== Records supplied ==
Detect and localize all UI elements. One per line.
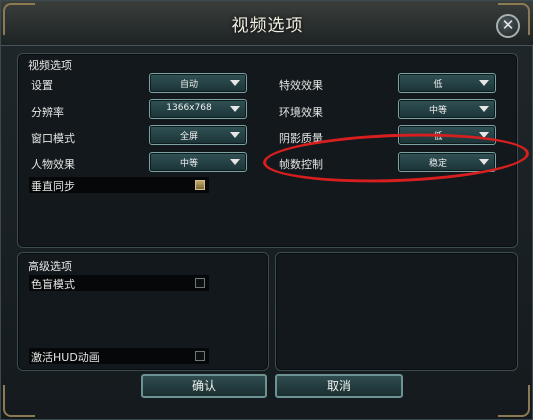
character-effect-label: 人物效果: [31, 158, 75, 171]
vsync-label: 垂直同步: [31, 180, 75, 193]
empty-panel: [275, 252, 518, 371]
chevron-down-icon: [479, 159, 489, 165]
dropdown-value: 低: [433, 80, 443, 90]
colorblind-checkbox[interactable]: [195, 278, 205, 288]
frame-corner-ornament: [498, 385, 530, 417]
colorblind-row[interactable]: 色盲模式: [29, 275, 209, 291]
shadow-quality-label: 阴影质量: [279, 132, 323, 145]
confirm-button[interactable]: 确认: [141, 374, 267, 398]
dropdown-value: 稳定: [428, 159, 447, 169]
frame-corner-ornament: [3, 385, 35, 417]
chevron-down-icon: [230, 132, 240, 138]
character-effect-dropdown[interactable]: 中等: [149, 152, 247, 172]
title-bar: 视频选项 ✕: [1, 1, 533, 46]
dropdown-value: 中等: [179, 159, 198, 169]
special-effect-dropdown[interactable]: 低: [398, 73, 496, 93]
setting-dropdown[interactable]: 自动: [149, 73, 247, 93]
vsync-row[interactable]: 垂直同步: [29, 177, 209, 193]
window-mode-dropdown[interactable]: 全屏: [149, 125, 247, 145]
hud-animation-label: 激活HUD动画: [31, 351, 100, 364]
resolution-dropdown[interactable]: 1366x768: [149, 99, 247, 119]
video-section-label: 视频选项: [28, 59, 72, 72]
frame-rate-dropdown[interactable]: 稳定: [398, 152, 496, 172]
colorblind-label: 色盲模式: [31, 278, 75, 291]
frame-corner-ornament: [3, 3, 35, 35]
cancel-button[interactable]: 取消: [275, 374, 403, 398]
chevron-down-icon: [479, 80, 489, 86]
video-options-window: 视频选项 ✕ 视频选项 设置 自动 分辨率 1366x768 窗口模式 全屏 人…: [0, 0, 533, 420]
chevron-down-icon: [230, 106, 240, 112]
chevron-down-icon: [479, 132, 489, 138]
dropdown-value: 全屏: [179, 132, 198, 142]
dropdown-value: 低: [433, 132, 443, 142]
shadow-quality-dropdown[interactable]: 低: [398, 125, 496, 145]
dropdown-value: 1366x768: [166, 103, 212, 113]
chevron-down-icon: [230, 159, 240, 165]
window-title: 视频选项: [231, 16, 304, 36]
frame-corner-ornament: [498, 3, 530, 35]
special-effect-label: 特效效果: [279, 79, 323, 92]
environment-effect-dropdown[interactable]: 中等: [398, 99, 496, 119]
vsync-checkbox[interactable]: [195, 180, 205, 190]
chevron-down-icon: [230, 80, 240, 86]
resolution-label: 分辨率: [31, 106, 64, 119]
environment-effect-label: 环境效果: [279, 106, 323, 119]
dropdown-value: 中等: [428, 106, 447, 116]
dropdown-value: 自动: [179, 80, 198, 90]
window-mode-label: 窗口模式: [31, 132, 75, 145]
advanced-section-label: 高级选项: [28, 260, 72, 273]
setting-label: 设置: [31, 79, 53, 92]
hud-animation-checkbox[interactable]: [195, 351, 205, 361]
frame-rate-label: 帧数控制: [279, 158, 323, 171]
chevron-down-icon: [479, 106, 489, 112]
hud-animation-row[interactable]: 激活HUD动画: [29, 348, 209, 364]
===
== Records supplied ==
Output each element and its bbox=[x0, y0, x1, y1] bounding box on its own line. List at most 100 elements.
===
== Records supplied ==
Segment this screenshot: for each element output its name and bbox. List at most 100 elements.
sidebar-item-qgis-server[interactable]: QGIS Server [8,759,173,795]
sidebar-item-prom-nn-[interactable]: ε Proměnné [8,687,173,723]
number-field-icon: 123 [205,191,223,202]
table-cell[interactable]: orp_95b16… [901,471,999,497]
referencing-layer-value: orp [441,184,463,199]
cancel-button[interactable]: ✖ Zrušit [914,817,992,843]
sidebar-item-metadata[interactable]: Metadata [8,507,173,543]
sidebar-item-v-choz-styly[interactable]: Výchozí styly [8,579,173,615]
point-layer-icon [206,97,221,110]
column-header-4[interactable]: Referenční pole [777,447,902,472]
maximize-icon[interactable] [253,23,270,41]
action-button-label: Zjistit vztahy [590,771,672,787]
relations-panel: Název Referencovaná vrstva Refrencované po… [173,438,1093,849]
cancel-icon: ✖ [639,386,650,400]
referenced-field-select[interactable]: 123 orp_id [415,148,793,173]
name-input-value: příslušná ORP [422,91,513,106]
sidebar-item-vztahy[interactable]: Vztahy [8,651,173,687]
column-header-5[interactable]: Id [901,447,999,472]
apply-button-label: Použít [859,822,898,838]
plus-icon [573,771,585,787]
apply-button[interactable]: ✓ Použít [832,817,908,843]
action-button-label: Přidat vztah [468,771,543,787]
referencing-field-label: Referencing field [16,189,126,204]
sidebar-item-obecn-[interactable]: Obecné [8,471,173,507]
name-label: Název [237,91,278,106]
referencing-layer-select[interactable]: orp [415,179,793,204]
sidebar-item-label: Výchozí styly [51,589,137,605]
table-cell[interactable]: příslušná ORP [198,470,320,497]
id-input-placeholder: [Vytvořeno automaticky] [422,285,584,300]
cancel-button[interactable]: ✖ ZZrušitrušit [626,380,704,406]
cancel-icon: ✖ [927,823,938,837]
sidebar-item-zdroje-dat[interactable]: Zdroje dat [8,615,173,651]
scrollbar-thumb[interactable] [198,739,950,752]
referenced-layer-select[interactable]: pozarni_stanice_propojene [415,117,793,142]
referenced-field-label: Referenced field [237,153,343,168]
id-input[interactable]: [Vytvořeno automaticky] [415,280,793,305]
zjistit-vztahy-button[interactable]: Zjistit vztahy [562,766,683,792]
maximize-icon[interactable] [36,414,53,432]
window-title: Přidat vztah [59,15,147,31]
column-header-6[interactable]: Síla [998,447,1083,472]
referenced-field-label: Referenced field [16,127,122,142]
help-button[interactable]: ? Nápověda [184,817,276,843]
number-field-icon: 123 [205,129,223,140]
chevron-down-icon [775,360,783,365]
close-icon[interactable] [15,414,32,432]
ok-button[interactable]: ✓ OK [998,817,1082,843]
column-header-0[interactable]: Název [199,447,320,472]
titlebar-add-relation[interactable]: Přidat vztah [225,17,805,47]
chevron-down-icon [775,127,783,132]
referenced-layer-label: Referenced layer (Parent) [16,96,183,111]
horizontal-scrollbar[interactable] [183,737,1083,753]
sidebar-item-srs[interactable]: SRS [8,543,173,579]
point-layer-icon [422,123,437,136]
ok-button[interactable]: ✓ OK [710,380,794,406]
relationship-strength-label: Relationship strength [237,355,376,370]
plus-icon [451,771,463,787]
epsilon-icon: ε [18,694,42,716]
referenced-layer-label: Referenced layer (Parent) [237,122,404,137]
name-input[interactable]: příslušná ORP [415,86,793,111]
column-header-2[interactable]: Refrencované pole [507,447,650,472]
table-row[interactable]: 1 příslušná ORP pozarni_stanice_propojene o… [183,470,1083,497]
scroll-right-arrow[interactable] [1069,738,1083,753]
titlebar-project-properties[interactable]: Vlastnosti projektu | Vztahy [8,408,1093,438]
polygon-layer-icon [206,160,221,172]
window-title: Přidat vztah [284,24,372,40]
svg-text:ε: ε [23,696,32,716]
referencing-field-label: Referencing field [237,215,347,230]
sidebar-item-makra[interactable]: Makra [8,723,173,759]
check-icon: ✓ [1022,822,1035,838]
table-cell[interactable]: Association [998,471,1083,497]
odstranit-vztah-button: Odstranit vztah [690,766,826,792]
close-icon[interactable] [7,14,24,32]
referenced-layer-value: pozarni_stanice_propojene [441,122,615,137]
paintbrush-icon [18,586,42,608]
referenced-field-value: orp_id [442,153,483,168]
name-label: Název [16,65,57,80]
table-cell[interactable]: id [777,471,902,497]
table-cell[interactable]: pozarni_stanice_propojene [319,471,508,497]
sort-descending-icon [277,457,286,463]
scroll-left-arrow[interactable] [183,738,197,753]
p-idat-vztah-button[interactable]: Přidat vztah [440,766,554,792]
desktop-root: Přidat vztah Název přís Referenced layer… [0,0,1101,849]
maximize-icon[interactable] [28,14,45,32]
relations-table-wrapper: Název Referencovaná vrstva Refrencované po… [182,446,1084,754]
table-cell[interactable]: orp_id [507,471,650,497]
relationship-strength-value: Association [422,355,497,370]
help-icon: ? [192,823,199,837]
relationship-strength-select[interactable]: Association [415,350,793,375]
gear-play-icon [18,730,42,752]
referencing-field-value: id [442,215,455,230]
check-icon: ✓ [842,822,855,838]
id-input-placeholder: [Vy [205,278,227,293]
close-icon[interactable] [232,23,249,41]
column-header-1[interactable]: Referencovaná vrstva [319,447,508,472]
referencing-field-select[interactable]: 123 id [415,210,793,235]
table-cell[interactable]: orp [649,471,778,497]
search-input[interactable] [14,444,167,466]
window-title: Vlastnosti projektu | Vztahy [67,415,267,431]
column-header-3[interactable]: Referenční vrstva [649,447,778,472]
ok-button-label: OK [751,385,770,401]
===
→ What you need to do
List every line in the records that contains the string "Použít". Case counts.

→ Finished exercise
apply-button-label: Použít [859,822,898,838]
apply-button[interactable]: ✓ Použít [832,817,908,843]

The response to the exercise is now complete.